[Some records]
####################
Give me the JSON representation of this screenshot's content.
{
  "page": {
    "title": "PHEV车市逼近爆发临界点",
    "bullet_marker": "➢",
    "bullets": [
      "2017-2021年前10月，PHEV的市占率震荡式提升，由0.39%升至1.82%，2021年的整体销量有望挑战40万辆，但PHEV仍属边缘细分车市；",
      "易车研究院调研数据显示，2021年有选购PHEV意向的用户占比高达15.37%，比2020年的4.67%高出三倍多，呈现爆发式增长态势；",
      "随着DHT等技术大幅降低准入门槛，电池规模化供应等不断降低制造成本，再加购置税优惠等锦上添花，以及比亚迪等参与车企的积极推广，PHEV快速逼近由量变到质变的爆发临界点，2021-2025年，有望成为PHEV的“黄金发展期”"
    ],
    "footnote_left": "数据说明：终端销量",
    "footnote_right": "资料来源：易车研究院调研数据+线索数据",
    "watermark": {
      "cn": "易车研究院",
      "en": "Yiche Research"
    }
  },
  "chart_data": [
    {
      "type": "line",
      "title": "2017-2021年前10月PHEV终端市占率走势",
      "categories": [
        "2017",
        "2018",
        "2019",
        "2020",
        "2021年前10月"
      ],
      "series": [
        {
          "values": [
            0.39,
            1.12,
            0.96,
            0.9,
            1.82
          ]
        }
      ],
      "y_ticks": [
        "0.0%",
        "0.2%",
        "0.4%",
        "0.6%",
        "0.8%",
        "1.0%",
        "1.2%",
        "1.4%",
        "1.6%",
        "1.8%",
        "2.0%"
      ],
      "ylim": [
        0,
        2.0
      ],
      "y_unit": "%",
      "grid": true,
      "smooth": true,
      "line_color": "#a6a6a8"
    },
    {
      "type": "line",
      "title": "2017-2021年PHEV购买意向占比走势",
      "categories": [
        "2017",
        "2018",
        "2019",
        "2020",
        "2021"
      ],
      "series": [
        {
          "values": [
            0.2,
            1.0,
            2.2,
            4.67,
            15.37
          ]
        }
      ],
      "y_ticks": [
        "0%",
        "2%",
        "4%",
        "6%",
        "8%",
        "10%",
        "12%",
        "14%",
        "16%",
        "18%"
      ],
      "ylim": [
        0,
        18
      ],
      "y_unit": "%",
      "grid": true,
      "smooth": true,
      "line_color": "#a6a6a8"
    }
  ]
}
####################
Output every record above exactly as it appears.

Give me the JSON representation of this screenshot's content.
{
  "page": {
    "title": "PHEV车市逼近爆发临界点",
    "bullet_marker": "➢",
    "bullets": [
      "2017-2021年前10月，PHEV的市占率震荡式提升，由0.39%升至1.82%，2021年的整体销量有望挑战40万辆，但PHEV仍属边缘细分车市；",
      "易车研究院调研数据显示，2021年有选购PHEV意向的用户占比高达15.37%，比2020年的4.67%高出三倍多，呈现爆发式增长态势；",
      "随着DHT等技术大幅降低准入门槛，电池规模化供应等不断降低制造成本，再加购置税优惠等锦上添花，以及比亚迪等参与车企的积极推广，PHEV快速逼近由量变到质变的爆发临界点，2021-2025年，有望成为PHEV的“黄金发展期”"
    ],
    "footnote_left": "数据说明：终端销量",
    "footnote_right": "资料来源：易车研究院调研数据+线索数据",
    "watermark": {
      "cn": "易车研究院",
      "en": "Yiche Research"
    }
  },
  "chart_data": [
    {
      "type": "line",
      "title": "2017-2021年前10月PHEV终端市占率走势",
      "categories": [
        "2017",
        "2018",
        "2019",
        "2020",
        "2021年前10月"
      ],
      "series": [
        {
          "values": [
            0.39,
            1.12,
            0.96,
            0.9,
            1.82
          ]
        }
      ],
      "y_ticks": [
        "0.0%",
        "0.2%",
        "0.4%",
        "0.6%",
        "0.8%",
        "1.0%",
        "1.2%",
        "1.4%",
        "1.6%",
        "1.8%",
        "2.0%"
      ],
      "ylim": [
        0,
        2.0
      ],
      "y_unit": "%",
      "grid": true,
      "smooth": true,
      "line_color": "#a6a6a8"
    },
    {
      "type": "line",
      "title": "2017-2021年PHEV购买意向占比走势",
      "categories": [
        "2017",
        "2018",
        "2019",
        "2020",
        "2021"
      ],
      "series": [
        {
          "values": [
            0.2,
            1.0,
            2.2,
            4.67,
            15.37
          ]
        }
      ],
      "y_ticks": [
        "0%",
        "2%",
        "4%",
        "6%",
        "8%",
        "10%",
        "12%",
        "14%",
        "16%",
        "18%"
      ],
      "ylim": [
        0,
        18
      ],
      "y_unit": "%",
      "grid": true,
      "smooth": true,
      "line_color": "#a6a6a8"
    }
  ]
}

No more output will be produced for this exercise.